* [Records for this task]
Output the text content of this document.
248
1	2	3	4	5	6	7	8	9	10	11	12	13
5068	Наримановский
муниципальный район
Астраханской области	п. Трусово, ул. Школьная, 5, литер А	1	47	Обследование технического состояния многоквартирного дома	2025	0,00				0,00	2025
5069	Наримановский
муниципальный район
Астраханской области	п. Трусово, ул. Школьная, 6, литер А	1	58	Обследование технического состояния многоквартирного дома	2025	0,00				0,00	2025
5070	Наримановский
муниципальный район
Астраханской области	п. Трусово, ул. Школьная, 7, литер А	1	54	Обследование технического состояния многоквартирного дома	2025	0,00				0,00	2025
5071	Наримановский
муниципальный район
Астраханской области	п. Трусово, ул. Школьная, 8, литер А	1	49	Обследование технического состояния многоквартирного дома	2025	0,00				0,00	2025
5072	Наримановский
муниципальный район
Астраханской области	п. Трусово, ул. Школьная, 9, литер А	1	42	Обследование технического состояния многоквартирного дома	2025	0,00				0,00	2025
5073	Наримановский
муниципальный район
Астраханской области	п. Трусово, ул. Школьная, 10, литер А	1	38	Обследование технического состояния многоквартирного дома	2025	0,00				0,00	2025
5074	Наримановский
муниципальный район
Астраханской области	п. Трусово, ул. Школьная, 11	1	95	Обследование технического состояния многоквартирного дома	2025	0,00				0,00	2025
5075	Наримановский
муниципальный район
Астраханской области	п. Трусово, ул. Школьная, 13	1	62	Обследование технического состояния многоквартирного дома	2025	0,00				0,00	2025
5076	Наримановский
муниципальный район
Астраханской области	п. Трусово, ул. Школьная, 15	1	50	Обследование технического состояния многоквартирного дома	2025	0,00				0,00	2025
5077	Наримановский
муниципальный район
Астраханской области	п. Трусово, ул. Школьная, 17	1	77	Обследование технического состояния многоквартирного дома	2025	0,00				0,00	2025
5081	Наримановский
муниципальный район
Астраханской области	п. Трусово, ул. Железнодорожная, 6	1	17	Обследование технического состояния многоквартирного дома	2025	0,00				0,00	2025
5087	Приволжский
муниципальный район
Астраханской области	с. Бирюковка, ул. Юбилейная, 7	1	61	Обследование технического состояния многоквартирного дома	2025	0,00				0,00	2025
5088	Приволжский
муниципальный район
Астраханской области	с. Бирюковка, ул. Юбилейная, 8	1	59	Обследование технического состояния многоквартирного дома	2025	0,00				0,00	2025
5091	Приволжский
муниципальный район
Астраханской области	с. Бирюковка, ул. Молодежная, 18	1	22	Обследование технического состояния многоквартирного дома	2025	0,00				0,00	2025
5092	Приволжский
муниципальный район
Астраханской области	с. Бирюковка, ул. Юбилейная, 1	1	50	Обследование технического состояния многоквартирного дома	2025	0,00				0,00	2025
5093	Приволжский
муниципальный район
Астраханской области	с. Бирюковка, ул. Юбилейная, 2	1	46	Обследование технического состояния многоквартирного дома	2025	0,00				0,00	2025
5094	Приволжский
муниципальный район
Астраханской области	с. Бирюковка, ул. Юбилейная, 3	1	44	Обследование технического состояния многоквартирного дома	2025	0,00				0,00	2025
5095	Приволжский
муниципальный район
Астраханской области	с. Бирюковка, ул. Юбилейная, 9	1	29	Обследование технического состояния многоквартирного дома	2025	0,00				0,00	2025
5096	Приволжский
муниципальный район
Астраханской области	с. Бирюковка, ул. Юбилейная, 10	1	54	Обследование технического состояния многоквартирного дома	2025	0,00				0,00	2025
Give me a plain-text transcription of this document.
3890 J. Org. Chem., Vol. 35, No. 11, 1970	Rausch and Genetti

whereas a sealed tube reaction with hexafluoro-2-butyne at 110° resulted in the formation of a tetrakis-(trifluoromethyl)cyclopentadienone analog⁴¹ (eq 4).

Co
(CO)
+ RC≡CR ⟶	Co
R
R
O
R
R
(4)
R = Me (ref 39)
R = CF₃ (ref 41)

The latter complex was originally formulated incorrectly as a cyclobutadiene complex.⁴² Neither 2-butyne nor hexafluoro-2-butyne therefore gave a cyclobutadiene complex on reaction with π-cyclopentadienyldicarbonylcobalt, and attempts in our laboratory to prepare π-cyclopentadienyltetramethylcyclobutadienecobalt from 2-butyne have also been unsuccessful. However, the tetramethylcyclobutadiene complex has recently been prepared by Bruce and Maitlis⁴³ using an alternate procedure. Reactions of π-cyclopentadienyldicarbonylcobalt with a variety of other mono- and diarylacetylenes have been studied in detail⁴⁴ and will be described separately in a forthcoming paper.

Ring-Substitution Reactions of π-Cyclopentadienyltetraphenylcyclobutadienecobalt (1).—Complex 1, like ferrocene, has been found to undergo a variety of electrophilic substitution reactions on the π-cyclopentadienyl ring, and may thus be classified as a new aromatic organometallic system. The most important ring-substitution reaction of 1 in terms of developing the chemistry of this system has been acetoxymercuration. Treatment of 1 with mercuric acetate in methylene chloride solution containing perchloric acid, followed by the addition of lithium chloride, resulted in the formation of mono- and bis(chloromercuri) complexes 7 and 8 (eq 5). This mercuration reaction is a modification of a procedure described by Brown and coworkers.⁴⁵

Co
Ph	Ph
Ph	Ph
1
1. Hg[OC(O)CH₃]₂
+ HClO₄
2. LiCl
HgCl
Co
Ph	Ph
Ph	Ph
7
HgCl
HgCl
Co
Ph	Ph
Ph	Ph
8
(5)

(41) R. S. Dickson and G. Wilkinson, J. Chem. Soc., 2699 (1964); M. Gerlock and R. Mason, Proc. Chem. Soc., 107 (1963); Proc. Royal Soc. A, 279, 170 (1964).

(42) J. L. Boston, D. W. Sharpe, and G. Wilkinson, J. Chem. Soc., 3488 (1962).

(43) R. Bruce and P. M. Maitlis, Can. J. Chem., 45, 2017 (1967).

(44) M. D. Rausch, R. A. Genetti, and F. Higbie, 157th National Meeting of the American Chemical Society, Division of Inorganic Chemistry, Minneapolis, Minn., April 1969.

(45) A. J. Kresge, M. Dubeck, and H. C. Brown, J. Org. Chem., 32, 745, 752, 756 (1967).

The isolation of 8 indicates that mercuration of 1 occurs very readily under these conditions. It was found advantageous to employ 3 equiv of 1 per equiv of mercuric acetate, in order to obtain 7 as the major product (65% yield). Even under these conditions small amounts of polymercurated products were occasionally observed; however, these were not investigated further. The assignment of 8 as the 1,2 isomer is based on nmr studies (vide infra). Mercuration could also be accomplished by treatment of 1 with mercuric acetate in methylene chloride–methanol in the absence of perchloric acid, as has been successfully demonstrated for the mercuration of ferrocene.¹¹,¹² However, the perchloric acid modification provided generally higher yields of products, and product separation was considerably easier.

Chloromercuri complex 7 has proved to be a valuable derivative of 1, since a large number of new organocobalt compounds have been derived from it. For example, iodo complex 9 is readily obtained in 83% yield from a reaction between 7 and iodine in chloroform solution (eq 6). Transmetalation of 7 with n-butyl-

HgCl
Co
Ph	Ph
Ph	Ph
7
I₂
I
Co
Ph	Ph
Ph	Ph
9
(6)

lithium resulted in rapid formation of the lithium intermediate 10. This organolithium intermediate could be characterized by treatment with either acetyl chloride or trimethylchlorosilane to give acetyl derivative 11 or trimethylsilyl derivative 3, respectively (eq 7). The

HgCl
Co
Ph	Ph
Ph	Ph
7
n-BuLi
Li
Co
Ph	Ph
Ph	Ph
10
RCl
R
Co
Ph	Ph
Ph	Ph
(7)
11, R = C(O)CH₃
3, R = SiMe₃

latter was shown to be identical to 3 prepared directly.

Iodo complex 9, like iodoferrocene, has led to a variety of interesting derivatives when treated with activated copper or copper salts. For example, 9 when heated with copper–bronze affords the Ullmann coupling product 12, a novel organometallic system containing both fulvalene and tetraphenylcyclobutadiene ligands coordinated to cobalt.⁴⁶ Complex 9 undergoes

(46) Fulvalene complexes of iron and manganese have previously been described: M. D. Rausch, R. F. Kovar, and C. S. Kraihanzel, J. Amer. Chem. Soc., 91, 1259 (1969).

* [Written instruction] State only how many lines in the material include "Genetti".

* [Result for this exercise] 2